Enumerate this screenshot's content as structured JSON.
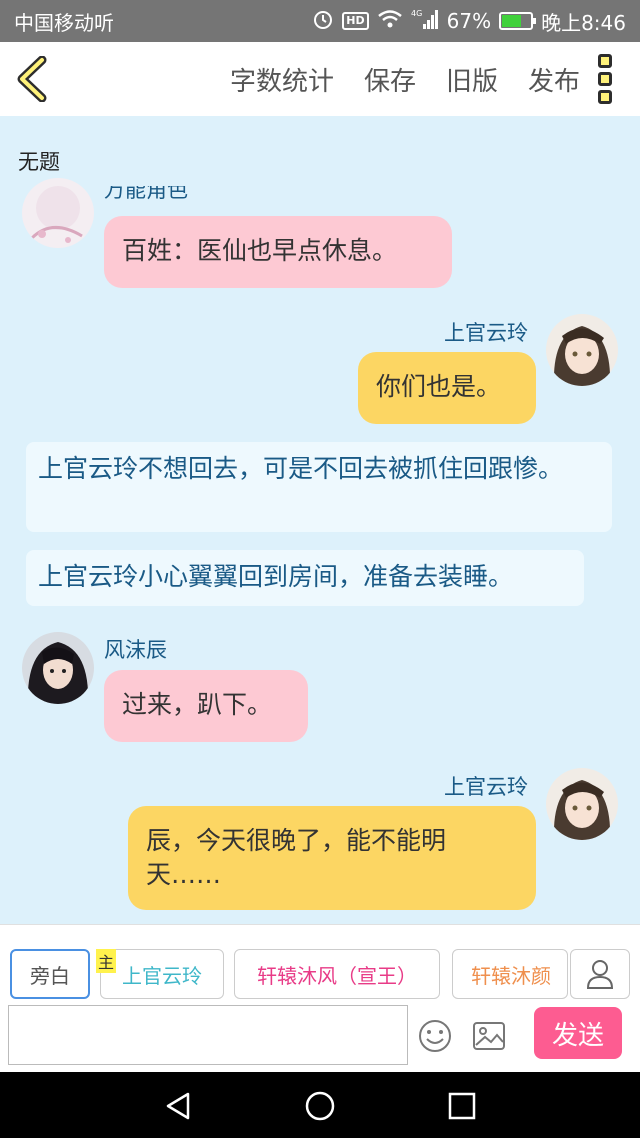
{
  "status_bar": {
    "carrier": "中国移动听",
    "network": "4G",
    "battery_percent": "67%",
    "battery_level": 0.67,
    "time": "晚上8:46"
  },
  "toolbar": {
    "word_count": "字数统计",
    "save": "保存",
    "old_version": "旧版",
    "publish": "发布"
  },
  "document": {
    "title": "无题"
  },
  "messages": {
    "m1": {
      "name": "万能角色",
      "text": "百姓：医仙也早点休息。"
    },
    "m2": {
      "name": "上官云玲",
      "text": "你们也是。"
    },
    "n1": {
      "text": "上官云玲不想回去，可是不回去被抓住回跟惨。"
    },
    "n2": {
      "text": "上官云玲小心翼翼回到房间，准备去装睡。"
    },
    "m3": {
      "name": "风沫辰",
      "text": "过来，趴下。"
    },
    "m4": {
      "name": "上官云玲",
      "text": "辰，今天很晚了，能不能明天……"
    }
  },
  "roles": {
    "narration": "旁白",
    "main_badge": "主",
    "r1": "上官云玲",
    "r2": "轩辕沐风（宣王）",
    "r3": "轩辕沐颜"
  },
  "composer": {
    "input_value": "",
    "send": "发送"
  },
  "colors": {
    "chat_bg": "#ddf1fb",
    "bubble_pink": "#fdc9d3",
    "bubble_yellow": "#fcd663",
    "send_button": "#fd5c91",
    "role_r1": "#3fb7c9",
    "role_r2": "#e83b87",
    "role_r3": "#ef8f4d"
  }
}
=====
Direction ▸
Do not include images; quote all of the entries above exactly.

Expected answer ▸
Enumerate this screenshot's content as structured JSON.
{
  "status_bar": {
    "carrier": "中国移动听",
    "network": "4G",
    "battery_percent": "67%",
    "battery_level": 0.67,
    "time": "晚上8:46"
  },
  "toolbar": {
    "word_count": "字数统计",
    "save": "保存",
    "old_version": "旧版",
    "publish": "发布"
  },
  "document": {
    "title": "无题"
  },
  "messages": {
    "m1": {
      "name": "万能角色",
      "text": "百姓：医仙也早点休息。"
    },
    "m2": {
      "name": "上官云玲",
      "text": "你们也是。"
    },
    "n1": {
      "text": "上官云玲不想回去，可是不回去被抓住回跟惨。"
    },
    "n2": {
      "text": "上官云玲小心翼翼回到房间，准备去装睡。"
    },
    "m3": {
      "name": "风沫辰",
      "text": "过来，趴下。"
    },
    "m4": {
      "name": "上官云玲",
      "text": "辰，今天很晚了，能不能明天……"
    }
  },
  "roles": {
    "narration": "旁白",
    "main_badge": "主",
    "r1": "上官云玲",
    "r2": "轩辕沐风（宣王）",
    "r3": "轩辕沐颜"
  },
  "composer": {
    "input_value": "",
    "send": "发送"
  },
  "colors": {
    "chat_bg": "#ddf1fb",
    "bubble_pink": "#fdc9d3",
    "bubble_yellow": "#fcd663",
    "send_button": "#fd5c91",
    "role_r1": "#3fb7c9",
    "role_r2": "#e83b87",
    "role_r3": "#ef8f4d"
  }
}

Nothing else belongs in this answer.